▶ **INPUT MATERIAL**
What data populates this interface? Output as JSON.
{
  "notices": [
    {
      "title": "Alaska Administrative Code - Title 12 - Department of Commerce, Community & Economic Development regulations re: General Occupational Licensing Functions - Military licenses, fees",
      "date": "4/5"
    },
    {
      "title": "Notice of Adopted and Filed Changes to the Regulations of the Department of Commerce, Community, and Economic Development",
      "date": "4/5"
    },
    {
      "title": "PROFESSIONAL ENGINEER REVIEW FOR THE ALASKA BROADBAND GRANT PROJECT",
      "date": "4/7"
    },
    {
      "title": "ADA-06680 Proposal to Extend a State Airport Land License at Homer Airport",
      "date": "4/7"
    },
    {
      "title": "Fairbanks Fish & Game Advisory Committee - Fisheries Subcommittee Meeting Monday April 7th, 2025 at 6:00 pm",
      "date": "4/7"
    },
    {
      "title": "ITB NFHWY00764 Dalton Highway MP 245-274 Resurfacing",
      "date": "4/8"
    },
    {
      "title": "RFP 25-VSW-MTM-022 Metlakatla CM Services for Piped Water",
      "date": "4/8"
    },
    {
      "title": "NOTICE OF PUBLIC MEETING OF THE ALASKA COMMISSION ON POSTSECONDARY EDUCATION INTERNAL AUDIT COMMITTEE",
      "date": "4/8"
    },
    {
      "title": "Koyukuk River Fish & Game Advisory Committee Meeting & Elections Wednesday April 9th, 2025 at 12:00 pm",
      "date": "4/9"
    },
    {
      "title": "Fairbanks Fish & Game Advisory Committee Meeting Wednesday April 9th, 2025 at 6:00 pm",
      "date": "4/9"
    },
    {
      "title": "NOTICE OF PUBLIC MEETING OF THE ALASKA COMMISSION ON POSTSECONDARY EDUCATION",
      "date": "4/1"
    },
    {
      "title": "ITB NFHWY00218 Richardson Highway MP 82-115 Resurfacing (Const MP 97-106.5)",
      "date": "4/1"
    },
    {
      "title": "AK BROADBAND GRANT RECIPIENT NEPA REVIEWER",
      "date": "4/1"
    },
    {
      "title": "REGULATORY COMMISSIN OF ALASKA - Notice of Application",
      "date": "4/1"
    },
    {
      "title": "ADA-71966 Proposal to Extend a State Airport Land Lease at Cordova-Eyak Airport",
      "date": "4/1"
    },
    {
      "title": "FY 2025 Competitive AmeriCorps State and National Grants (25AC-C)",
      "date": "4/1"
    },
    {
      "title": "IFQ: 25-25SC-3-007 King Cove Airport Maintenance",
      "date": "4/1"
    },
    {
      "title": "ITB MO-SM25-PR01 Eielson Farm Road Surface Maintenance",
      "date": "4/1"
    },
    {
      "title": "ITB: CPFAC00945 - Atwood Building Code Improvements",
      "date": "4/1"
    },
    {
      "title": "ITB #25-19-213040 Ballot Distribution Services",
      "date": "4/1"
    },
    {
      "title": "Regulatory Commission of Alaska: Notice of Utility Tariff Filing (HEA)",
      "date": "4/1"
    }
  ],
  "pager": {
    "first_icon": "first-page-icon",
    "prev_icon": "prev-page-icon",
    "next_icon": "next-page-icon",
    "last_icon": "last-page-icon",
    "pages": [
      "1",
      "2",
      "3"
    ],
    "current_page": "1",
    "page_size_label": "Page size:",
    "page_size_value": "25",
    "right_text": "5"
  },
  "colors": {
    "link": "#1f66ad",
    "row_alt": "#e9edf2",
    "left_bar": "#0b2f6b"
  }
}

▶ **WHAT YOU SHOULD DO**
Make an exact copy of every line in the data.

▶ **OUTPUT FOR THIS TASK**
What data populates this interface? Output as JSON.
{
  "notices": [
    {
      "title": "Alaska Administrative Code - Title 12 - Department of Commerce, Community & Economic Development regulations re: General Occupational Licensing Functions - Military licenses, fees",
      "date": "4/5"
    },
    {
      "title": "Notice of Adopted and Filed Changes to the Regulations of the Department of Commerce, Community, and Economic Development",
      "date": "4/5"
    },
    {
      "title": "PROFESSIONAL ENGINEER REVIEW FOR THE ALASKA BROADBAND GRANT PROJECT",
      "date": "4/7"
    },
    {
      "title": "ADA-06680 Proposal to Extend a State Airport Land License at Homer Airport",
      "date": "4/7"
    },
    {
      "title": "Fairbanks Fish & Game Advisory Committee - Fisheries Subcommittee Meeting Monday April 7th, 2025 at 6:00 pm",
      "date": "4/7"
    },
    {
      "title": "ITB NFHWY00764 Dalton Highway MP 245-274 Resurfacing",
      "date": "4/8"
    },
    {
      "title": "RFP 25-VSW-MTM-022 Metlakatla CM Services for Piped Water",
      "date": "4/8"
    },
    {
      "title": "NOTICE OF PUBLIC MEETING OF THE ALASKA COMMISSION ON POSTSECONDARY EDUCATION INTERNAL AUDIT COMMITTEE",
      "date": "4/8"
    },
    {
      "title": "Koyukuk River Fish & Game Advisory Committee Meeting & Elections Wednesday April 9th, 2025 at 12:00 pm",
      "date": "4/9"
    },
    {
      "title": "Fairbanks Fish & Game Advisory Committee Meeting Wednesday April 9th, 2025 at 6:00 pm",
      "date": "4/9"
    },
    {
      "title": "NOTICE OF PUBLIC MEETING OF THE ALASKA COMMISSION ON POSTSECONDARY EDUCATION",
      "date": "4/1"
    },
    {
      "title": "ITB NFHWY00218 Richardson Highway MP 82-115 Resurfacing (Const MP 97-106.5)",
      "date": "4/1"
    },
    {
      "title": "AK BROADBAND GRANT RECIPIENT NEPA REVIEWER",
      "date": "4/1"
    },
    {
      "title": "REGULATORY COMMISSIN OF ALASKA - Notice of Application",
      "date": "4/1"
    },
    {
      "title": "ADA-71966 Proposal to Extend a State Airport Land Lease at Cordova-Eyak Airport",
      "date": "4/1"
    },
    {
      "title": "FY 2025 Competitive AmeriCorps State and National Grants (25AC-C)",
      "date": "4/1"
    },
    {
      "title": "IFQ: 25-25SC-3-007 King Cove Airport Maintenance",
      "date": "4/1"
    },
    {
      "title": "ITB MO-SM25-PR01 Eielson Farm Road Surface Maintenance",
      "date": "4/1"
    },
    {
      "title": "ITB: CPFAC00945 - Atwood Building Code Improvements",
      "date": "4/1"
    },
    {
      "title": "ITB #25-19-213040 Ballot Distribution Services",
      "date": "4/1"
    },
    {
      "title": "Regulatory Commission of Alaska: Notice of Utility Tariff Filing (HEA)",
      "date": "4/1"
    }
  ],
  "pager": {
    "first_icon": "first-page-icon",
    "prev_icon": "prev-page-icon",
    "next_icon": "next-page-icon",
    "last_icon": "last-page-icon",
    "pages": [
      "1",
      "2",
      "3"
    ],
    "current_page": "1",
    "page_size_label": "Page size:",
    "page_size_value": "25",
    "right_text": "5"
  },
  "colors": {
    "link": "#1f66ad",
    "row_alt": "#e9edf2",
    "left_bar": "#0b2f6b"
  }
}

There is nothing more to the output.